§ **PASSAGE SHOWN**

※

1. An infinite series

We know that :

$\sum_{k=0}^{\infty} ( \frac{x}{4} )^k \binom{2k}{k} = \frac{1}{ \sqrt{ 1 - x}} , |x| < 1$

$\sum_{k=0}^{\infty} ( \frac{x}{16} )^k \binom{4k}{2k} , |x| < 1 ~~$ ?

2. Originally Posted by simplependulum
We know that :

$\sum_{k=0}^{\infty} ( \frac{x}{4} )^k \binom{2k}{k} = \frac{1}{ \sqrt{ 1 - x}} , |x| < 1$

$\sum_{k=0}^{\infty} ( \frac{x}{16} )^k \binom{4k}{2k} , |x| < 1 ~~$ ?

※

§ **DATASET EXCERPTS**
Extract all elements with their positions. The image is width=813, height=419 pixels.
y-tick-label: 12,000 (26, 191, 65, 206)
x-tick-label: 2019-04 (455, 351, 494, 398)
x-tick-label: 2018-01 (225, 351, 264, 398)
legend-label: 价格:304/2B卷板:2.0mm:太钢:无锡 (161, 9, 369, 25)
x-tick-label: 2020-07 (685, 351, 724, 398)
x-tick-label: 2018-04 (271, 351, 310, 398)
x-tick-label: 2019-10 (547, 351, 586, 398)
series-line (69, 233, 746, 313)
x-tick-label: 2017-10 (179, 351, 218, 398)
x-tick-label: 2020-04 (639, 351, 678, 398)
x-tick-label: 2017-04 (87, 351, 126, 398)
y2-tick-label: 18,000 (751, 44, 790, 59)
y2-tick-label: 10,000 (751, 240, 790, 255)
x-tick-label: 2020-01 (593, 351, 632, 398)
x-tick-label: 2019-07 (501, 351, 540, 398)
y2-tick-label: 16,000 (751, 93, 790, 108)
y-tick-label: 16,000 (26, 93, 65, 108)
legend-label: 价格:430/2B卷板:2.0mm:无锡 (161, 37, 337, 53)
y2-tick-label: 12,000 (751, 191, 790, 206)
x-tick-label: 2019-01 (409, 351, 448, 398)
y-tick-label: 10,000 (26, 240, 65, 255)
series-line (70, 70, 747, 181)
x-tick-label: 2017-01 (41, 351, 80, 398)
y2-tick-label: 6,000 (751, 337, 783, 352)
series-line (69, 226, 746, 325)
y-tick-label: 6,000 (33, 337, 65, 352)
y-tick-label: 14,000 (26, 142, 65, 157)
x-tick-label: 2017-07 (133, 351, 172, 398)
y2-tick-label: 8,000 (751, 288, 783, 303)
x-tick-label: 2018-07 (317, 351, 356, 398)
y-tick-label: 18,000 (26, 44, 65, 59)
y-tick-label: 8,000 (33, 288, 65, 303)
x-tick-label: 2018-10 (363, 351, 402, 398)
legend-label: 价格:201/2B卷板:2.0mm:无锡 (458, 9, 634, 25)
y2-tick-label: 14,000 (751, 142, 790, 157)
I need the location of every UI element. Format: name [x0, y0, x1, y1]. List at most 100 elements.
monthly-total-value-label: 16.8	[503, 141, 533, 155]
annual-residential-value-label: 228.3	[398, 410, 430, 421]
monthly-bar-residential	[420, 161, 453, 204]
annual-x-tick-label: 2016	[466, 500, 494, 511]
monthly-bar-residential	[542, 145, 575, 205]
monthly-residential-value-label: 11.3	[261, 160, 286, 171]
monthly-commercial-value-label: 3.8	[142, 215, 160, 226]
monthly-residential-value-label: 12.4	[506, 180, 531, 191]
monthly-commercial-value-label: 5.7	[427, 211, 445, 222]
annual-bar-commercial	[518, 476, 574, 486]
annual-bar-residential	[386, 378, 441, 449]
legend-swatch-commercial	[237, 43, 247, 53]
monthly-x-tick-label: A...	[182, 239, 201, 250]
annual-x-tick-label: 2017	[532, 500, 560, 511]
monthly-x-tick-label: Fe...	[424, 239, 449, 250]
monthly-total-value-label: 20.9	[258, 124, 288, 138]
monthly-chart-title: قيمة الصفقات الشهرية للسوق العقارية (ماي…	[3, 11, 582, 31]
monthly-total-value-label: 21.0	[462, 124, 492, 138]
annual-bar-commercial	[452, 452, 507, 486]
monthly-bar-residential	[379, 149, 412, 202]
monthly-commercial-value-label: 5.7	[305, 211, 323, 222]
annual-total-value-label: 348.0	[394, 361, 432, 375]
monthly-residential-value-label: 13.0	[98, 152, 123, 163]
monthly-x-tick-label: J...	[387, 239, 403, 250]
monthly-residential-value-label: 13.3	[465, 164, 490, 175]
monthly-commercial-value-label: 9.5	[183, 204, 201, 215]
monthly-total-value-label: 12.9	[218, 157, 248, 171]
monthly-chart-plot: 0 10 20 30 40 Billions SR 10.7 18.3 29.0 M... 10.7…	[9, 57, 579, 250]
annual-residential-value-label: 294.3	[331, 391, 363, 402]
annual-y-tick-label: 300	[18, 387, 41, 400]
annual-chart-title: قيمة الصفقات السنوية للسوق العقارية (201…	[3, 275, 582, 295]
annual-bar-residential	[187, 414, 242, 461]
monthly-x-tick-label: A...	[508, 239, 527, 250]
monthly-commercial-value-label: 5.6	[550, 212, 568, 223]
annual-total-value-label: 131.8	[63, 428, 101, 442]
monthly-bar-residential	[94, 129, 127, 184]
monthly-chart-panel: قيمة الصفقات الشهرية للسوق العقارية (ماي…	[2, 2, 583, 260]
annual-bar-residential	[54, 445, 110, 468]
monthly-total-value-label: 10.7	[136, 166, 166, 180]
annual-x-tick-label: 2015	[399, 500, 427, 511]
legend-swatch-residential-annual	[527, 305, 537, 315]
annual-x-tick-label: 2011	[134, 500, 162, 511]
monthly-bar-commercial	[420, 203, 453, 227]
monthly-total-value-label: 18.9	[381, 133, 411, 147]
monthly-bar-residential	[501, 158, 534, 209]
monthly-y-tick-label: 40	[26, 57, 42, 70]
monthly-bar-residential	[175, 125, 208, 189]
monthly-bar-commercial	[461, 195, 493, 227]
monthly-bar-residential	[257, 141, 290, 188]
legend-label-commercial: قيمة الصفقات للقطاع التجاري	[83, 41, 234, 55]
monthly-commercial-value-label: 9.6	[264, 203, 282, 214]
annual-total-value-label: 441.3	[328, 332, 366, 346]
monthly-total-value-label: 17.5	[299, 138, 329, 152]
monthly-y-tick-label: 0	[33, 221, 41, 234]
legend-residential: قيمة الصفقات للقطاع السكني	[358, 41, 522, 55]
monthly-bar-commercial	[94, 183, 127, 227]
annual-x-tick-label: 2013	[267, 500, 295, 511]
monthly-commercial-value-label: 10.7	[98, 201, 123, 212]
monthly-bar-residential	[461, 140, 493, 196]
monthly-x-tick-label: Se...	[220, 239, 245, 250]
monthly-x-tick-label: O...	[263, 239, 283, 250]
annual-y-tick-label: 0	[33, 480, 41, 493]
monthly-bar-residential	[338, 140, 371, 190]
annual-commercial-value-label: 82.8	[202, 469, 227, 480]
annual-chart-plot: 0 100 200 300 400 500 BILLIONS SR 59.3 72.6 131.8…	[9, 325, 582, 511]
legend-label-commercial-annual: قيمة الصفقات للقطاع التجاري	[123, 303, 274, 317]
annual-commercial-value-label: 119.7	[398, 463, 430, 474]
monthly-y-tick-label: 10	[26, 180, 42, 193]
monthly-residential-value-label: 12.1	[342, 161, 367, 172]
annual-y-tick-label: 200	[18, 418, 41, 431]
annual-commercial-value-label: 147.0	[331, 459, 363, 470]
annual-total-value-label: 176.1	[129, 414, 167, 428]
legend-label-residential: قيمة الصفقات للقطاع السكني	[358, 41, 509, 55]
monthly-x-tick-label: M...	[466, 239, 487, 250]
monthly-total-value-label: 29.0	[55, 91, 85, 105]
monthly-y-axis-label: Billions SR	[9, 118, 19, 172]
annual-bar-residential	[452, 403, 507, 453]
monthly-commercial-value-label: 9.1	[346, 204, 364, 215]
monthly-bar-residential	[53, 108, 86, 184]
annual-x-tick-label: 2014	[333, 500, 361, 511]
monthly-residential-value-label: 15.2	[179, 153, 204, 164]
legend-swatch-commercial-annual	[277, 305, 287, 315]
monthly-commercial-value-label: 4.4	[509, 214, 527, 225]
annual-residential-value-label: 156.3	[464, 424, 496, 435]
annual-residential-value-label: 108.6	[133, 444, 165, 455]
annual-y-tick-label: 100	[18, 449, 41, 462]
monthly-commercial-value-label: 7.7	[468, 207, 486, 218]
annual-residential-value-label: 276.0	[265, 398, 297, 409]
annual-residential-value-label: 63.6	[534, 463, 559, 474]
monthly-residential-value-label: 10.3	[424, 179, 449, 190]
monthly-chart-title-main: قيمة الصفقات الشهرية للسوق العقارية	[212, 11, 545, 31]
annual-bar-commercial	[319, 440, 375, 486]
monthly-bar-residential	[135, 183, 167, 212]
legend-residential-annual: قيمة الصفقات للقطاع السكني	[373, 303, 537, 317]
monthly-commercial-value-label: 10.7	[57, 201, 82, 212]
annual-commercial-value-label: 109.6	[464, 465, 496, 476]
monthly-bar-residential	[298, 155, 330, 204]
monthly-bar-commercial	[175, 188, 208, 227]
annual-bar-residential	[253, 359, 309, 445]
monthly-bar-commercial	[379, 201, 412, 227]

※

§ **REQUIREMENTS**
Continue the forum thread about the infinite series with binomial coefficients, picking up after its final line.

§ **THE REPLY**
If

$\frac{1}{ \sqrt{ 1 - x}} = \sum_{k=0}^{\infty} ( \frac{x}{4} )^k \binom{2k}{k} = 1 + \binom{2}{1} \frac{x}{4} + \binom{4}{2} \left(\frac{x}{4}\right)^2 + \binom{6}{3} \left(\frac{x}{4}\right)^3 + \binom{8}{4} \left(\frac{x}{4}\right)^4 \cdots$

then

$\frac{1}{ \sqrt{ 1 + x}} = 1 - \binom{2}{1} \frac{x}{4} + \binom{4}{2} \left(\frac{x}{4}\right)^2 - \binom{6}{3} \left(\frac{x}{4}\right)^3 + \binom{8}{4} \left(\frac{x}{4}\right)^4 \cdots$

then

$\frac{1}{2}\left( \frac{1}{ \sqrt{ 1 - x}}+ \frac{1}{\sqrt{ 1 + x}}\right) = 1 + \binom{4}{2} \left(\frac{x}{4}\right)^2 + \binom{8}{4} \left(\frac{x}{4}\right)^4 \cdots$

then replace $x$ with $\sqrt{x}$.